* **TASK GOAL**
Copy every item below word for word, leaving out the pictures.

— Begin RECORDS SHOWN —

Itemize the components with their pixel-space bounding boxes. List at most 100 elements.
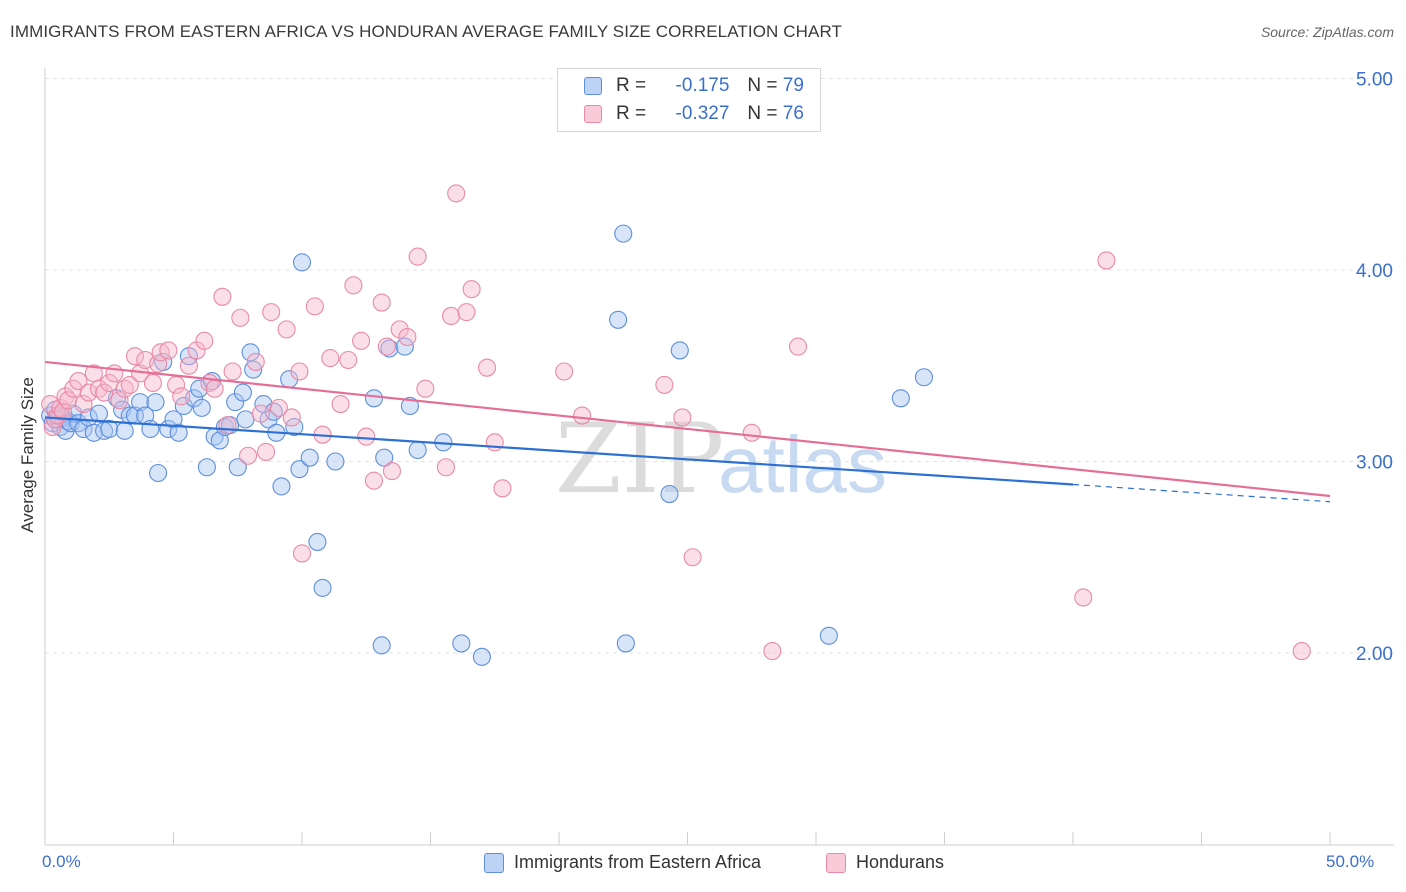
data-point bbox=[290, 362, 309, 381]
data-point bbox=[236, 410, 255, 429]
data-point bbox=[74, 394, 93, 414]
trend-line-pink bbox=[44, 360, 1331, 498]
data-point bbox=[457, 303, 476, 322]
data-point bbox=[609, 310, 628, 329]
data-point bbox=[398, 327, 417, 347]
data-point bbox=[179, 356, 198, 375]
data-point bbox=[292, 253, 312, 272]
data-point bbox=[269, 398, 288, 417]
data-point bbox=[382, 462, 402, 481]
data-point bbox=[226, 393, 245, 412]
data-point bbox=[195, 331, 214, 350]
data-point bbox=[1292, 642, 1311, 661]
data-point bbox=[914, 368, 933, 387]
data-point bbox=[485, 433, 504, 452]
data-point bbox=[151, 343, 170, 362]
data-point bbox=[110, 391, 129, 410]
y-tick-label: 3.00 bbox=[1356, 453, 1393, 474]
bottom-legend-label-pink: Hondurans bbox=[856, 852, 945, 872]
data-point bbox=[205, 379, 224, 398]
correlation-legend: R = -0.175 N = 79 R = -0.327 N = 76 bbox=[557, 68, 821, 132]
legend-row-pink: R = -0.327 N = 76 bbox=[584, 101, 804, 127]
data-point bbox=[447, 184, 466, 203]
data-point bbox=[192, 398, 211, 417]
trend-lines bbox=[44, 360, 1331, 503]
data-point bbox=[53, 402, 73, 421]
data-point bbox=[321, 349, 340, 368]
data-point bbox=[277, 320, 296, 339]
legend-swatch-pink bbox=[584, 105, 602, 123]
data-point bbox=[344, 276, 363, 295]
data-point bbox=[400, 396, 419, 416]
data-point bbox=[89, 404, 109, 423]
legend-r-value: -0.175 bbox=[675, 75, 730, 96]
data-point bbox=[149, 354, 168, 373]
data-point bbox=[300, 448, 319, 467]
data-point bbox=[115, 421, 134, 440]
legend-swatch-blue bbox=[584, 77, 602, 95]
data-point bbox=[372, 636, 391, 655]
data-point bbox=[100, 419, 119, 438]
data-point bbox=[290, 460, 309, 479]
legend-n-value: 79 bbox=[782, 75, 804, 96]
data-point bbox=[308, 532, 327, 551]
data-point bbox=[231, 308, 250, 327]
data-point bbox=[251, 404, 270, 423]
data-point bbox=[352, 331, 371, 350]
data-point bbox=[313, 578, 332, 597]
data-point bbox=[218, 416, 237, 435]
data-point bbox=[477, 358, 497, 377]
data-point bbox=[238, 446, 258, 465]
data-point bbox=[364, 389, 384, 408]
data-point bbox=[331, 394, 350, 414]
data-point bbox=[372, 293, 391, 312]
axes bbox=[44, 68, 1394, 846]
data-point bbox=[210, 431, 229, 450]
data-point bbox=[408, 440, 427, 460]
data-point bbox=[493, 479, 512, 498]
data-point bbox=[788, 337, 808, 356]
data-point bbox=[169, 423, 188, 442]
data-point bbox=[228, 458, 247, 477]
data-point bbox=[819, 626, 838, 645]
data-point bbox=[614, 224, 633, 243]
data-point bbox=[272, 477, 291, 496]
y-axis-label: Average Family Size bbox=[18, 377, 37, 533]
data-point bbox=[292, 544, 312, 563]
y-tick-labels: 2.00 3.00 4.00 5.00 bbox=[1356, 70, 1393, 666]
data-point bbox=[442, 306, 461, 326]
data-point bbox=[95, 383, 114, 402]
data-point bbox=[416, 379, 435, 398]
legend-row-blue: R = -0.175 N = 79 bbox=[584, 73, 804, 99]
data-point bbox=[1074, 588, 1093, 607]
data-point bbox=[380, 339, 399, 358]
data-point bbox=[213, 287, 232, 306]
data-point bbox=[375, 448, 394, 467]
x-axis-max-label: 50.0% bbox=[1326, 852, 1375, 871]
legend-n-value: 76 bbox=[782, 103, 804, 124]
data-point bbox=[408, 247, 427, 266]
source-label: Source: ZipAtlas.com bbox=[1260, 24, 1394, 40]
data-point bbox=[390, 320, 409, 339]
data-point bbox=[573, 406, 592, 425]
data-point bbox=[339, 350, 358, 370]
data-point bbox=[673, 408, 692, 427]
trend-line-blue-dashed bbox=[1072, 483, 1331, 503]
data-point bbox=[670, 341, 689, 360]
data-point bbox=[357, 427, 376, 446]
y-tick-label: 4.00 bbox=[1356, 261, 1393, 282]
legend-r-label: R = bbox=[616, 75, 647, 96]
legend-n-label: N = bbox=[747, 75, 778, 96]
data-point bbox=[197, 458, 216, 477]
data-point bbox=[616, 634, 635, 653]
data-point bbox=[149, 463, 168, 483]
data-point bbox=[256, 442, 276, 461]
y-tick-label: 2.00 bbox=[1356, 644, 1393, 665]
data-point bbox=[282, 408, 301, 427]
data-point bbox=[69, 372, 88, 391]
y-tick-label: 5.00 bbox=[1356, 70, 1393, 91]
bottom-legend-swatch-blue bbox=[484, 852, 504, 873]
data-point bbox=[120, 375, 139, 394]
legend-n-label: N = bbox=[747, 103, 778, 124]
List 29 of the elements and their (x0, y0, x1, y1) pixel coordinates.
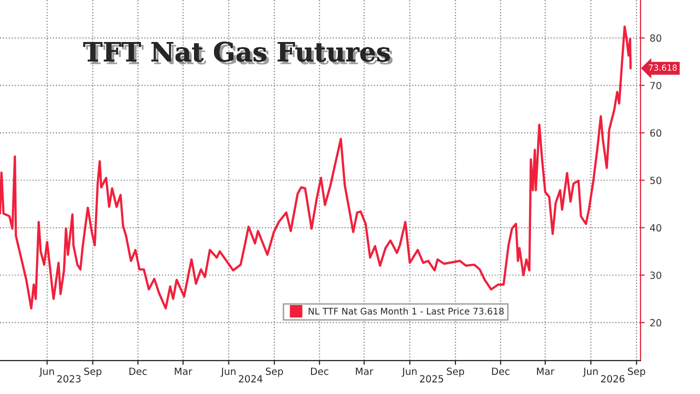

— End RECORDS SHOWN —

* **SOLUTION TO THIS EXERCISE**
Itemize the components with their pixel-space bounding boxes. List at most 100 elements.
data-point bbox=[290, 362, 309, 381]
data-point bbox=[236, 410, 255, 429]
data-point bbox=[74, 394, 93, 414]
trend-line-pink bbox=[44, 360, 1331, 498]
data-point bbox=[457, 303, 476, 322]
data-point bbox=[609, 310, 628, 329]
data-point bbox=[398, 327, 417, 347]
data-point bbox=[179, 356, 198, 375]
data-point bbox=[292, 253, 312, 272]
data-point bbox=[269, 398, 288, 417]
data-point bbox=[382, 462, 402, 481]
data-point bbox=[226, 393, 245, 412]
data-point bbox=[195, 331, 214, 350]
data-point bbox=[1292, 642, 1311, 661]
data-point bbox=[914, 368, 933, 387]
data-point bbox=[485, 433, 504, 452]
data-point bbox=[151, 343, 170, 362]
data-point bbox=[110, 391, 129, 410]
y-tick-label: 3.00 bbox=[1356, 453, 1393, 474]
bottom-legend-label-pink: Hondurans bbox=[856, 852, 945, 872]
data-point bbox=[205, 379, 224, 398]
correlation-legend: R = -0.175 N = 79 R = -0.327 N = 76 bbox=[557, 68, 821, 132]
legend-row-pink: R = -0.327 N = 76 bbox=[584, 101, 804, 127]
data-point bbox=[447, 184, 466, 203]
data-point bbox=[192, 398, 211, 417]
trend-lines bbox=[44, 360, 1331, 503]
data-point bbox=[53, 402, 73, 421]
data-point bbox=[321, 349, 340, 368]
data-point bbox=[277, 320, 296, 339]
legend-swatch-pink bbox=[584, 105, 602, 123]
data-point bbox=[344, 276, 363, 295]
data-point bbox=[400, 396, 419, 416]
data-point bbox=[89, 404, 109, 423]
legend-r-value: -0.175 bbox=[675, 75, 730, 96]
data-point bbox=[149, 354, 168, 373]
data-point bbox=[300, 448, 319, 467]
data-point bbox=[115, 421, 134, 440]
legend-swatch-blue bbox=[584, 77, 602, 95]
data-point bbox=[372, 636, 391, 655]
data-point bbox=[100, 419, 119, 438]
data-point bbox=[290, 460, 309, 479]
legend-n-value: 79 bbox=[782, 75, 804, 96]
data-point bbox=[308, 532, 327, 551]
data-point bbox=[231, 308, 250, 327]
data-point bbox=[251, 404, 270, 423]
data-point bbox=[352, 331, 371, 350]
data-point bbox=[313, 578, 332, 597]
data-point bbox=[218, 416, 237, 435]
data-point bbox=[477, 358, 497, 377]
data-point bbox=[238, 446, 258, 465]
data-point bbox=[364, 389, 384, 408]
data-point bbox=[331, 394, 350, 414]
data-point bbox=[372, 293, 391, 312]
axes bbox=[44, 68, 1394, 846]
data-point bbox=[210, 431, 229, 450]
data-point bbox=[408, 440, 427, 460]
data-point bbox=[493, 479, 512, 498]
data-point bbox=[788, 337, 808, 356]
data-point bbox=[169, 423, 188, 442]
data-point bbox=[228, 458, 247, 477]
data-point bbox=[819, 626, 838, 645]
data-point bbox=[614, 224, 633, 243]
data-point bbox=[272, 477, 291, 496]
y-axis-label: Average Family Size bbox=[18, 377, 37, 533]
data-point bbox=[292, 544, 312, 563]
y-tick-labels: 2.00 3.00 4.00 5.00 bbox=[1356, 70, 1393, 666]
data-point bbox=[442, 306, 461, 326]
data-point bbox=[95, 383, 114, 402]
data-point bbox=[416, 379, 435, 398]
legend-row-blue: R = -0.175 N = 79 bbox=[584, 73, 804, 99]
data-point bbox=[1074, 588, 1093, 607]
data-point bbox=[380, 339, 399, 358]
data-point bbox=[213, 287, 232, 306]
data-point bbox=[375, 448, 394, 467]
x-axis-max-label: 50.0% bbox=[1326, 852, 1375, 871]
legend-n-value: 76 bbox=[782, 103, 804, 124]
data-point bbox=[408, 247, 427, 266]
source-label: Source: ZipAtlas.com bbox=[1260, 24, 1394, 40]
data-point bbox=[390, 320, 409, 339]
data-point bbox=[573, 406, 592, 425]
data-point bbox=[339, 350, 358, 370]
data-point bbox=[673, 408, 692, 427]
trend-line-blue-dashed bbox=[1072, 483, 1331, 503]
data-point bbox=[670, 341, 689, 360]
data-point bbox=[357, 427, 376, 446]
y-tick-label: 4.00 bbox=[1356, 261, 1393, 282]
legend-r-label: R = bbox=[616, 75, 647, 96]
legend-n-label: N = bbox=[747, 75, 778, 96]
data-point bbox=[197, 458, 216, 477]
data-point bbox=[616, 634, 635, 653]
data-point bbox=[149, 463, 168, 483]
data-point bbox=[256, 442, 276, 461]
y-tick-label: 2.00 bbox=[1356, 644, 1393, 665]
data-point bbox=[282, 408, 301, 427]
data-point bbox=[69, 372, 88, 391]
y-tick-label: 5.00 bbox=[1356, 70, 1393, 91]
bottom-legend-swatch-blue bbox=[484, 852, 504, 873]
data-point bbox=[120, 375, 139, 394]
legend-n-label: N = bbox=[747, 103, 778, 124]
List 29 of the elements and their (x0, y0, x1, y1) pixel coordinates.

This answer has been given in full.